[Records from a collection]
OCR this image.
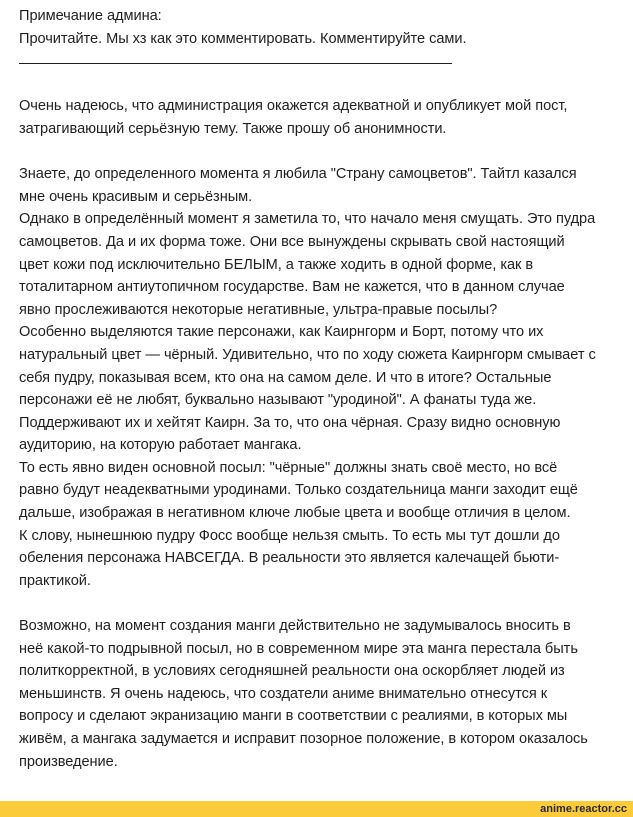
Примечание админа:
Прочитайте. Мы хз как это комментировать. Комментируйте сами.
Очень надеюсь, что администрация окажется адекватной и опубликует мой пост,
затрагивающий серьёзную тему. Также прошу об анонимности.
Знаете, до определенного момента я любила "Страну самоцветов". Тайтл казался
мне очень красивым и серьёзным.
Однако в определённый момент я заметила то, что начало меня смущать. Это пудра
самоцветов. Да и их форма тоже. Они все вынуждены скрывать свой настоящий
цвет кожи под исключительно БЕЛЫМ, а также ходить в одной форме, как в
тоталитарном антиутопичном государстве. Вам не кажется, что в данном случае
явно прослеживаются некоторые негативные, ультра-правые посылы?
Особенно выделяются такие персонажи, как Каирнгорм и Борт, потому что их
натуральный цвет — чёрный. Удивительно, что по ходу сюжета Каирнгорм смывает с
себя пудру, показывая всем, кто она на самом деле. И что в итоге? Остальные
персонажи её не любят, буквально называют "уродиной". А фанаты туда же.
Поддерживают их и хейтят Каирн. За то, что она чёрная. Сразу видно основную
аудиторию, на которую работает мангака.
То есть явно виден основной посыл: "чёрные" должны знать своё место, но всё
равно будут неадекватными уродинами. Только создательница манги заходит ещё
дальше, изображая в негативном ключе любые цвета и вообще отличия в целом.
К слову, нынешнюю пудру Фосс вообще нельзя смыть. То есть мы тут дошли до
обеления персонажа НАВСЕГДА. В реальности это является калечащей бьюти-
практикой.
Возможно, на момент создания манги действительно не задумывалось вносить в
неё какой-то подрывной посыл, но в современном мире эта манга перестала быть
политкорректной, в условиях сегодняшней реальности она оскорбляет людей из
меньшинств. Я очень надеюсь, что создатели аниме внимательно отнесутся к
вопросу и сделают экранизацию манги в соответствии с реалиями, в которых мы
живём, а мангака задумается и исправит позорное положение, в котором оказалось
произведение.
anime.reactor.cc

- **TASK TO CARRY OUT**
Give the material again exactly as it is, but keep the pictures out.

- **EXERCISE SOLUTION**
OCR this image.
Примечание админа:
Прочитайте. Мы хз как это комментировать. Комментируйте сами.
Очень надеюсь, что администрация окажется адекватной и опубликует мой пост,
затрагивающий серьёзную тему. Также прошу об анонимности.
Знаете, до определенного момента я любила "Страну самоцветов". Тайтл казался
мне очень красивым и серьёзным.
Однако в определённый момент я заметила то, что начало меня смущать. Это пудра
самоцветов. Да и их форма тоже. Они все вынуждены скрывать свой настоящий
цвет кожи под исключительно БЕЛЫМ, а также ходить в одной форме, как в
тоталитарном антиутопичном государстве. Вам не кажется, что в данном случае
явно прослеживаются некоторые негативные, ультра-правые посылы?
Особенно выделяются такие персонажи, как Каирнгорм и Борт, потому что их
натуральный цвет — чёрный. Удивительно, что по ходу сюжета Каирнгорм смывает с
себя пудру, показывая всем, кто она на самом деле. И что в итоге? Остальные
персонажи её не любят, буквально называют "уродиной". А фанаты туда же.
Поддерживают их и хейтят Каирн. За то, что она чёрная. Сразу видно основную
аудиторию, на которую работает мангака.
То есть явно виден основной посыл: "чёрные" должны знать своё место, но всё
равно будут неадекватными уродинами. Только создательница манги заходит ещё
дальше, изображая в негативном ключе любые цвета и вообще отличия в целом.
К слову, нынешнюю пудру Фосс вообще нельзя смыть. То есть мы тут дошли до
обеления персонажа НАВСЕГДА. В реальности это является калечащей бьюти-
практикой.
Возможно, на момент создания манги действительно не задумывалось вносить в
неё какой-то подрывной посыл, но в современном мире эта манга перестала быть
политкорректной, в условиях сегодняшней реальности она оскорбляет людей из
меньшинств. Я очень надеюсь, что создатели аниме внимательно отнесутся к
вопросу и сделают экранизацию манги в соответствии с реалиями, в которых мы
живём, а мангака задумается и исправит позорное положение, в котором оказалось
произведение.
anime.reactor.cc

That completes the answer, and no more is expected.